# STATED TASK
Determine the number of lines in the listing below where the string "xlabel" occurs; answer with the number alone.
___ RAW DATA ___
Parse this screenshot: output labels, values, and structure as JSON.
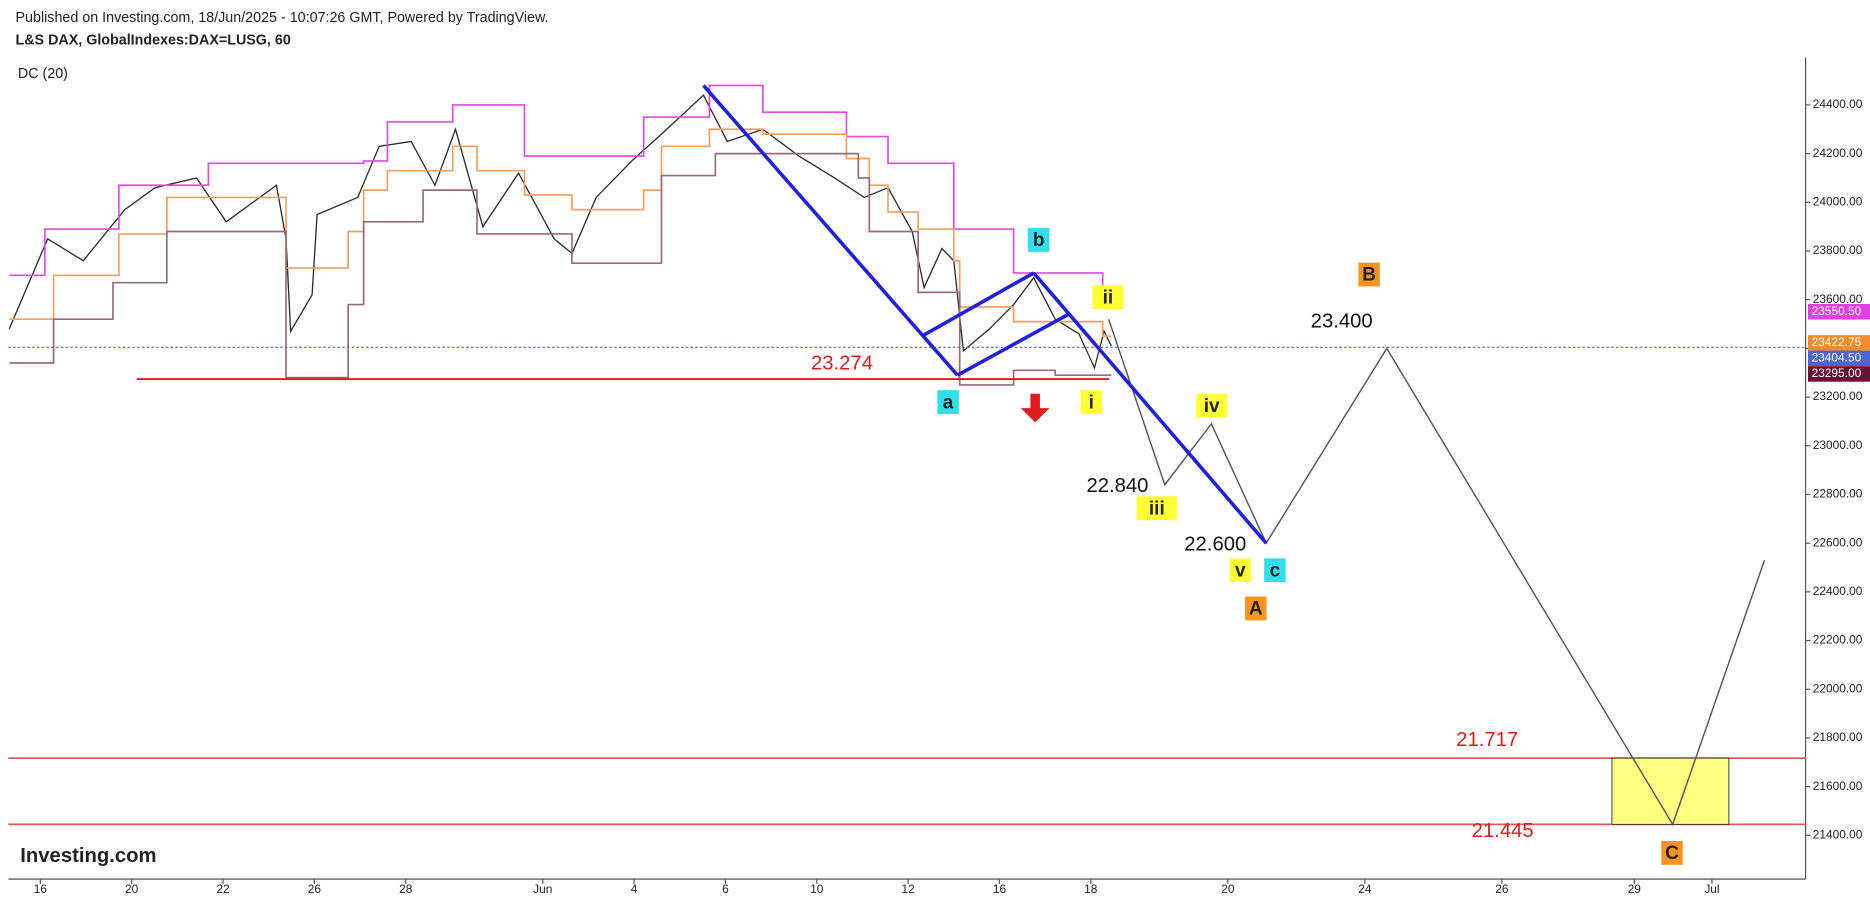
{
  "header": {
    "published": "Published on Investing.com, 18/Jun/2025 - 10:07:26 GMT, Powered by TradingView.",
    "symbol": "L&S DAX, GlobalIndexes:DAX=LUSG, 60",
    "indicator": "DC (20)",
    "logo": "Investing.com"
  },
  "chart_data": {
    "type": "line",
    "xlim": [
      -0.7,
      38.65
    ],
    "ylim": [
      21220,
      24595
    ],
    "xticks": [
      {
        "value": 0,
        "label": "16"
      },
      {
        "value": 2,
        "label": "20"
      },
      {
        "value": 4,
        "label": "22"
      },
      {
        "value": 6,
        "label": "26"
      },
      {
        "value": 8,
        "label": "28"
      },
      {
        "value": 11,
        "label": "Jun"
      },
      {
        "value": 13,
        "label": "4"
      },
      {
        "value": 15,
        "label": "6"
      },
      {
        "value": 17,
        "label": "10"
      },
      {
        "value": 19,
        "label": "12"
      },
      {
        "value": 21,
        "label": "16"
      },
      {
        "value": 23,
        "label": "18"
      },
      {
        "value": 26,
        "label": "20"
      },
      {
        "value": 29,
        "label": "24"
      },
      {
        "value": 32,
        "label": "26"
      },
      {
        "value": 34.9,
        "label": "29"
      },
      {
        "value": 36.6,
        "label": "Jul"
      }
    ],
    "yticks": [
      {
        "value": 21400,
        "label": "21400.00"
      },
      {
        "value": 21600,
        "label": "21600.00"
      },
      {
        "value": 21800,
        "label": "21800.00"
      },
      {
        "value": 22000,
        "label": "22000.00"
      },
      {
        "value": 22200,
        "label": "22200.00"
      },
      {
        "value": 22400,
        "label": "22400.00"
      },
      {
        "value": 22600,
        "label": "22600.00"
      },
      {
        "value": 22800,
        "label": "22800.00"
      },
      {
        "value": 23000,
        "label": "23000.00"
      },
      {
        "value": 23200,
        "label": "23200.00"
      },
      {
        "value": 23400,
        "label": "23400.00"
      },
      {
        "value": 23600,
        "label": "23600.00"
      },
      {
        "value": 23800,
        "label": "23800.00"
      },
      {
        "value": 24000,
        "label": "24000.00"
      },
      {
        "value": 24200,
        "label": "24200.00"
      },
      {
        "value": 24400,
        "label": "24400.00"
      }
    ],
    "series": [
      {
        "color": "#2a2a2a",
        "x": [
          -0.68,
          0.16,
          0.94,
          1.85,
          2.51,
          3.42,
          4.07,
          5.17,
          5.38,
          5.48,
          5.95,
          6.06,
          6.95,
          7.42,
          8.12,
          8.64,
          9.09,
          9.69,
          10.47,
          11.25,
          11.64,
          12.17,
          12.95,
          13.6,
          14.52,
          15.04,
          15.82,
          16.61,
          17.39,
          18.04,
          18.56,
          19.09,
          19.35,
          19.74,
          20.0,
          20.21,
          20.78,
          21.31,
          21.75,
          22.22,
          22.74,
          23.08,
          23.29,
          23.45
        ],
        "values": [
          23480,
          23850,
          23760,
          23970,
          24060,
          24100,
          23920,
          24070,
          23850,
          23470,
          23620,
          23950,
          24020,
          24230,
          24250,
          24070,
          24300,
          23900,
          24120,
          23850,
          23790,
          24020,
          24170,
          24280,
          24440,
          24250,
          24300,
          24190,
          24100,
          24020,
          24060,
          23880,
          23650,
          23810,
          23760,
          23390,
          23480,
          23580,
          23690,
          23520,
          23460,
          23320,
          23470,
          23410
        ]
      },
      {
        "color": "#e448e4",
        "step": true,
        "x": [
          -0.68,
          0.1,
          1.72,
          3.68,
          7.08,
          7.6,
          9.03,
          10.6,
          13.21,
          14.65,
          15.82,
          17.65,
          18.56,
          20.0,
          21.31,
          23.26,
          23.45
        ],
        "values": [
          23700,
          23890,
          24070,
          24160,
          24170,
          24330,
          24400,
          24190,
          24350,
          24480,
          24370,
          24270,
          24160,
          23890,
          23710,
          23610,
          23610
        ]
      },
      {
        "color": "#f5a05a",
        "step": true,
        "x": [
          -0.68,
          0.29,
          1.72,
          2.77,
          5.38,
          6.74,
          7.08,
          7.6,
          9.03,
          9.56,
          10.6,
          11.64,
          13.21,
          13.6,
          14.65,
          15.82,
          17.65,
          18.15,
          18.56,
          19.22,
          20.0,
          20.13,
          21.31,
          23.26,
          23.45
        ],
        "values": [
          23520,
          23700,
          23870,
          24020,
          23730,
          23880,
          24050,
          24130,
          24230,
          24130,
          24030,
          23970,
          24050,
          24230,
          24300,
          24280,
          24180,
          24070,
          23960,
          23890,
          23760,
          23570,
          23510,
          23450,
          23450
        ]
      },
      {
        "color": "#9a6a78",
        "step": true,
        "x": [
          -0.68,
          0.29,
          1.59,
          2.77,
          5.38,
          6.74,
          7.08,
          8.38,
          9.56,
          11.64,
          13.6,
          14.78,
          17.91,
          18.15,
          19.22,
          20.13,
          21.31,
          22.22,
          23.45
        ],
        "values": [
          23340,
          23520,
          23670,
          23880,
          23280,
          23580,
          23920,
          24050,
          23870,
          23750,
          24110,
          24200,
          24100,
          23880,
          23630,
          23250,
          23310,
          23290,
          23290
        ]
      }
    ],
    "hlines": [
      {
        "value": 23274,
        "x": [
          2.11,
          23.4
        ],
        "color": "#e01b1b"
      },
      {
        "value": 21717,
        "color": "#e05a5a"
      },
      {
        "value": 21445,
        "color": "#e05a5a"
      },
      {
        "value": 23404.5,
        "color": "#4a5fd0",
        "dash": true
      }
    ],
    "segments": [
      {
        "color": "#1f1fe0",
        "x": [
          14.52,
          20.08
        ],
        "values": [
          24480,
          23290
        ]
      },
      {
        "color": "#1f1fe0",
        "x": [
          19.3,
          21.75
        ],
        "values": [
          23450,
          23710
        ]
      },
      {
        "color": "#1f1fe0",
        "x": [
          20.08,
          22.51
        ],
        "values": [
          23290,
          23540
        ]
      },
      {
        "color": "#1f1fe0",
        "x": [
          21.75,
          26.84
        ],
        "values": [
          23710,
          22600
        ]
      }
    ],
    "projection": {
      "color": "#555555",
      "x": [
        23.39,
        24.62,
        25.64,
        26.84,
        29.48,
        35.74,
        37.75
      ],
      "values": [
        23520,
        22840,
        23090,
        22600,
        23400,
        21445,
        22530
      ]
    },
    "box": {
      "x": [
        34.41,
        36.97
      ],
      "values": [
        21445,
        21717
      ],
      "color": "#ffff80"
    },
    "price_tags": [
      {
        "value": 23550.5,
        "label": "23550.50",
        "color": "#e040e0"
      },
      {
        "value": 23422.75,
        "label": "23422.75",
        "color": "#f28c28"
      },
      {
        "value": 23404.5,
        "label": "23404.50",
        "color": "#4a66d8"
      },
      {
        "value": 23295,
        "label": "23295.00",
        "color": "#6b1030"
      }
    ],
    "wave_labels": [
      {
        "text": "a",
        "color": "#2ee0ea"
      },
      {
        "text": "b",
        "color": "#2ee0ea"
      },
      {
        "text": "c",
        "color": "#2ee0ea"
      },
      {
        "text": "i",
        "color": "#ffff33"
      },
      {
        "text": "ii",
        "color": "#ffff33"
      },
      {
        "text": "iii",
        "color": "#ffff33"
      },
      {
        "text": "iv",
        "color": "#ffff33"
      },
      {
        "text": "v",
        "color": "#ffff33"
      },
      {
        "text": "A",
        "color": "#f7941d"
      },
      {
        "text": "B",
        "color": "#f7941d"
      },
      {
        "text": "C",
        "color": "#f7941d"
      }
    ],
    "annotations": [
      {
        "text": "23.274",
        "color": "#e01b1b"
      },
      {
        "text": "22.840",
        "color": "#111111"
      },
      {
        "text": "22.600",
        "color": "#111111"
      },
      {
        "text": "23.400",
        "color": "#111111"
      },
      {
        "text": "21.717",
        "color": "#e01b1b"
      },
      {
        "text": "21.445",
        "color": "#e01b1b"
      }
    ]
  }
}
___
___ RAW DATA ___
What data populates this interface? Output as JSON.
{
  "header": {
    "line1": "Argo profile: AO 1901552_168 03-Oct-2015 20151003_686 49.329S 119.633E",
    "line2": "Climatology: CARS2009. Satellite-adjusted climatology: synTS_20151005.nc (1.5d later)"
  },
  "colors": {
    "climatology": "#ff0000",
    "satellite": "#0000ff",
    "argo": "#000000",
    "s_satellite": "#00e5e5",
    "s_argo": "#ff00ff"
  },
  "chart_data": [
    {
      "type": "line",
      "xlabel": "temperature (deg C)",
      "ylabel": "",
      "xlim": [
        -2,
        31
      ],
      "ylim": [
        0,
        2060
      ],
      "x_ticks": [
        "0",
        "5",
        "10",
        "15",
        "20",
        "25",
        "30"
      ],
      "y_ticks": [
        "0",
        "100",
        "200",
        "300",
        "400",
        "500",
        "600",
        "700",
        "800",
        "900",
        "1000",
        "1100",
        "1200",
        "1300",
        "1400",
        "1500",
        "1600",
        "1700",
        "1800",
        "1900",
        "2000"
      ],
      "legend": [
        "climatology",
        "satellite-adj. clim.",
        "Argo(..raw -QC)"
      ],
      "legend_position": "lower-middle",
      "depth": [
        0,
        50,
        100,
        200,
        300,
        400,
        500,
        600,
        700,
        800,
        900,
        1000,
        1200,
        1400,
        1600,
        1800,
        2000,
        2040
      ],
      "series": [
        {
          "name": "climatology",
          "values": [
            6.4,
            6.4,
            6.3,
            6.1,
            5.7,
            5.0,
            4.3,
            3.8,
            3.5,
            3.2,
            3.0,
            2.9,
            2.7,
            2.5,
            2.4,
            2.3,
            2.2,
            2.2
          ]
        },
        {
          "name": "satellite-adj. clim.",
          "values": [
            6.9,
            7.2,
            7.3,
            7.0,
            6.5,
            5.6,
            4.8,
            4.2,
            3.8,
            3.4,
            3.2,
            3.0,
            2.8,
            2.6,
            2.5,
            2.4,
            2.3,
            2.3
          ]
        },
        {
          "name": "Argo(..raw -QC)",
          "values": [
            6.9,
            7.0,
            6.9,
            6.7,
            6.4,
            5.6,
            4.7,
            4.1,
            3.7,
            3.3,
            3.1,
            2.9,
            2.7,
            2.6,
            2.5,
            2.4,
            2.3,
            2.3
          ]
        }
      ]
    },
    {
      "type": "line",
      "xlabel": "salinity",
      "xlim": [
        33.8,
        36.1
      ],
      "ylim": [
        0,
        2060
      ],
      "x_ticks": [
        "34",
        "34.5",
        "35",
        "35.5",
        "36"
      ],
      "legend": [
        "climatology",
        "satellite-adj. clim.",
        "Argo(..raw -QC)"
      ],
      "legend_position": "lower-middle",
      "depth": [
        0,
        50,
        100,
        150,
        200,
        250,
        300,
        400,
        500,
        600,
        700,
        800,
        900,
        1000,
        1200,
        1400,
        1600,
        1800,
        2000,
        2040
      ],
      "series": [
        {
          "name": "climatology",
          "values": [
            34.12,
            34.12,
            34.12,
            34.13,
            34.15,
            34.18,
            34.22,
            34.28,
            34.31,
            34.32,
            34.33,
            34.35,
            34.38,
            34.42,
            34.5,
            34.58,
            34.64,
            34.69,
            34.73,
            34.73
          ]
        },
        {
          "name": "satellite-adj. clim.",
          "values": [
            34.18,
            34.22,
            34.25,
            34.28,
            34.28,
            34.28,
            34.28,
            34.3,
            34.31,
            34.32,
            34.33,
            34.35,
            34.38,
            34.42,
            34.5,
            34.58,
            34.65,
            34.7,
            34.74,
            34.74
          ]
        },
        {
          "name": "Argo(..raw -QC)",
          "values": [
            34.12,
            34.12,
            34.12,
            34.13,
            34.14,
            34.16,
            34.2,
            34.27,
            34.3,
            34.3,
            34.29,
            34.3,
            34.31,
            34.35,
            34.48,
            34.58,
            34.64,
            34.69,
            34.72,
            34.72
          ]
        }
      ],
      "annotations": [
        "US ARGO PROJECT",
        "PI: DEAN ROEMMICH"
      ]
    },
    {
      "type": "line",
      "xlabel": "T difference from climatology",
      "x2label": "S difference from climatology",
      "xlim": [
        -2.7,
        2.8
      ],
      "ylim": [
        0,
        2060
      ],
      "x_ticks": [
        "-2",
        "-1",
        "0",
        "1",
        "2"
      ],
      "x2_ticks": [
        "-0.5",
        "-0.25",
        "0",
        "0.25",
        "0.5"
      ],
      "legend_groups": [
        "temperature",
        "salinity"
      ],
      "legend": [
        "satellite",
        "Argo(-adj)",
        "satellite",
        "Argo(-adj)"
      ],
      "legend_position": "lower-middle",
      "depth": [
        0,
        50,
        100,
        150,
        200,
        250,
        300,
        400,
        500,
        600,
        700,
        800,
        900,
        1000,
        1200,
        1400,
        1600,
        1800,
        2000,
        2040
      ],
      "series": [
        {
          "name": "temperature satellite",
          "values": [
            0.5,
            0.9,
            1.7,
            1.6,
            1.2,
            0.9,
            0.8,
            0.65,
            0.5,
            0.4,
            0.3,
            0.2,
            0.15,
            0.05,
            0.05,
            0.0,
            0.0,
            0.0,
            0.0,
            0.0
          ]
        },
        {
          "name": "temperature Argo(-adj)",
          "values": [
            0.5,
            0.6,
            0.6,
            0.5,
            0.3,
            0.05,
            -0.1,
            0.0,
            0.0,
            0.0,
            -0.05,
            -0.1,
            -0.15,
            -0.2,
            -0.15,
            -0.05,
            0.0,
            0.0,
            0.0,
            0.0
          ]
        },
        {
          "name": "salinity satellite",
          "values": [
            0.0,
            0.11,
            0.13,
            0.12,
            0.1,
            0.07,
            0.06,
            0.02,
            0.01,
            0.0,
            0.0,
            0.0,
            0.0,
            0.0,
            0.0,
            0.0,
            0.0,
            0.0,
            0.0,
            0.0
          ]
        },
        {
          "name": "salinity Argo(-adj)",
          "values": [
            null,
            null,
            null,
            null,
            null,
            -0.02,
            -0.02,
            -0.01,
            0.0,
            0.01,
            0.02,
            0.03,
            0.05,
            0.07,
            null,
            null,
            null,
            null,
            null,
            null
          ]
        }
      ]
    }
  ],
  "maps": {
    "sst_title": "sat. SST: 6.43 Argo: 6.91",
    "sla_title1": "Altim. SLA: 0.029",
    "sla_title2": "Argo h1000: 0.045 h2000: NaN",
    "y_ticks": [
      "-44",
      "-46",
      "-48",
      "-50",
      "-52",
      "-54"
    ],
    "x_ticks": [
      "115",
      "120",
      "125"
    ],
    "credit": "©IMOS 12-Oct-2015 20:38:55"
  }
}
___
___ RAW DATA ___
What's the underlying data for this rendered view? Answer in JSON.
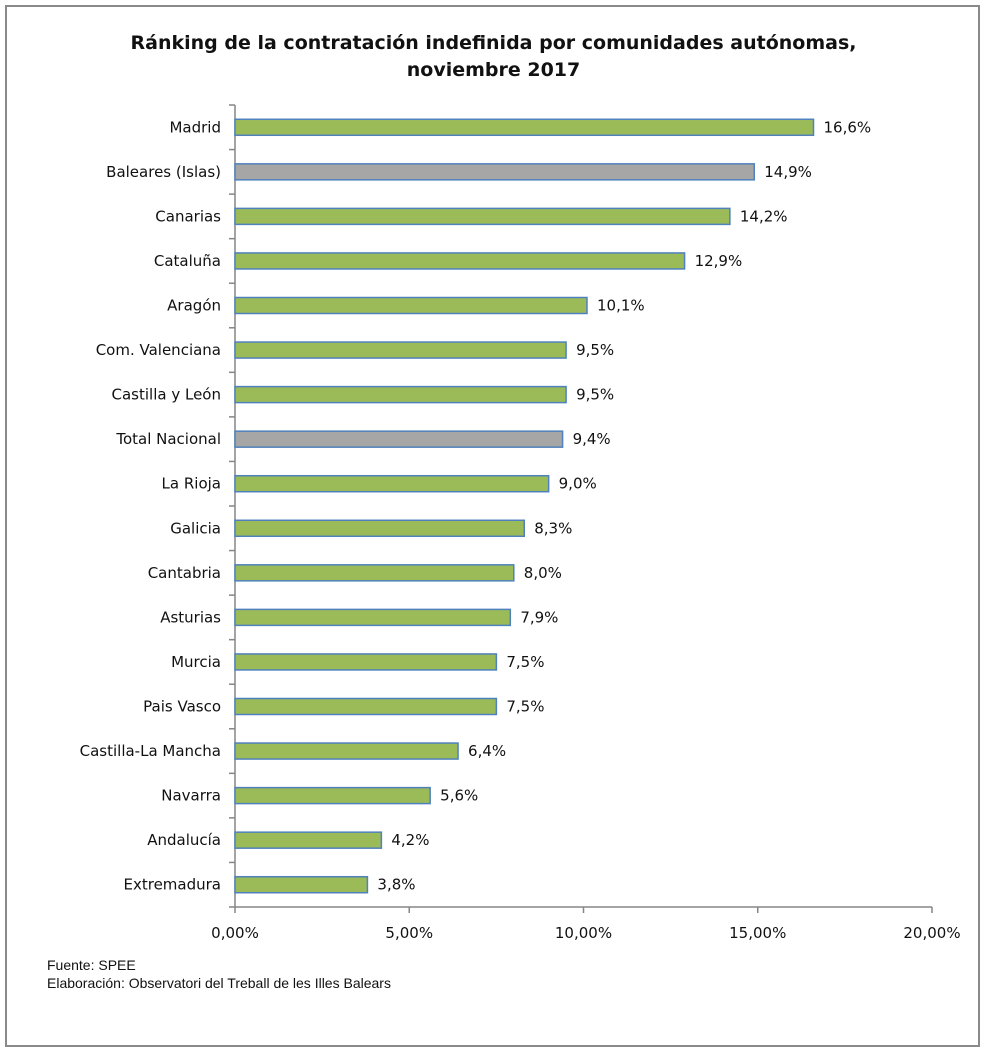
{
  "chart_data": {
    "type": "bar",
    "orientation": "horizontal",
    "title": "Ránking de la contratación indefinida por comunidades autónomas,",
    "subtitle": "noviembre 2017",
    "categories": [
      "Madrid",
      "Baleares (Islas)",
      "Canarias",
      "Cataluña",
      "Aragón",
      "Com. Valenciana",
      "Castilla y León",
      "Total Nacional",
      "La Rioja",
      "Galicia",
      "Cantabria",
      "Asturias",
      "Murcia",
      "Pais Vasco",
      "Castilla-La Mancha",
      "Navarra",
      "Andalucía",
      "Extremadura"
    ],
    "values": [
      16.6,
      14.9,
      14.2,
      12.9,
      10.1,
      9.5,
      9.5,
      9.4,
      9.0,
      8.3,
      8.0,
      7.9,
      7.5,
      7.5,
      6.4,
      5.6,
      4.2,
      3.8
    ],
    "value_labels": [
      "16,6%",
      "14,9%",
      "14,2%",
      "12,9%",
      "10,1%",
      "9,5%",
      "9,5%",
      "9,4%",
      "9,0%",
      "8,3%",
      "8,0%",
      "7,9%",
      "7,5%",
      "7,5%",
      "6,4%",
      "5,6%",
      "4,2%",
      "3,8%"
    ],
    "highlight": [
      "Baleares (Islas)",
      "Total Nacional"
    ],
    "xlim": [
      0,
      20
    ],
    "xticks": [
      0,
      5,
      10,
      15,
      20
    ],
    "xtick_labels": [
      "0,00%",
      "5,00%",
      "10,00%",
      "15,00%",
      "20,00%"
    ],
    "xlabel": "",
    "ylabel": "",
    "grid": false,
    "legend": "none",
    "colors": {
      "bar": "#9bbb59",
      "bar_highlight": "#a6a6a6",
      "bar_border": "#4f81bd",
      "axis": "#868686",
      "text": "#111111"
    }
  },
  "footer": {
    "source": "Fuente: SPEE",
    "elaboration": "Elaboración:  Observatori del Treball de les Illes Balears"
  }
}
___
# EXERCISE RESULT
4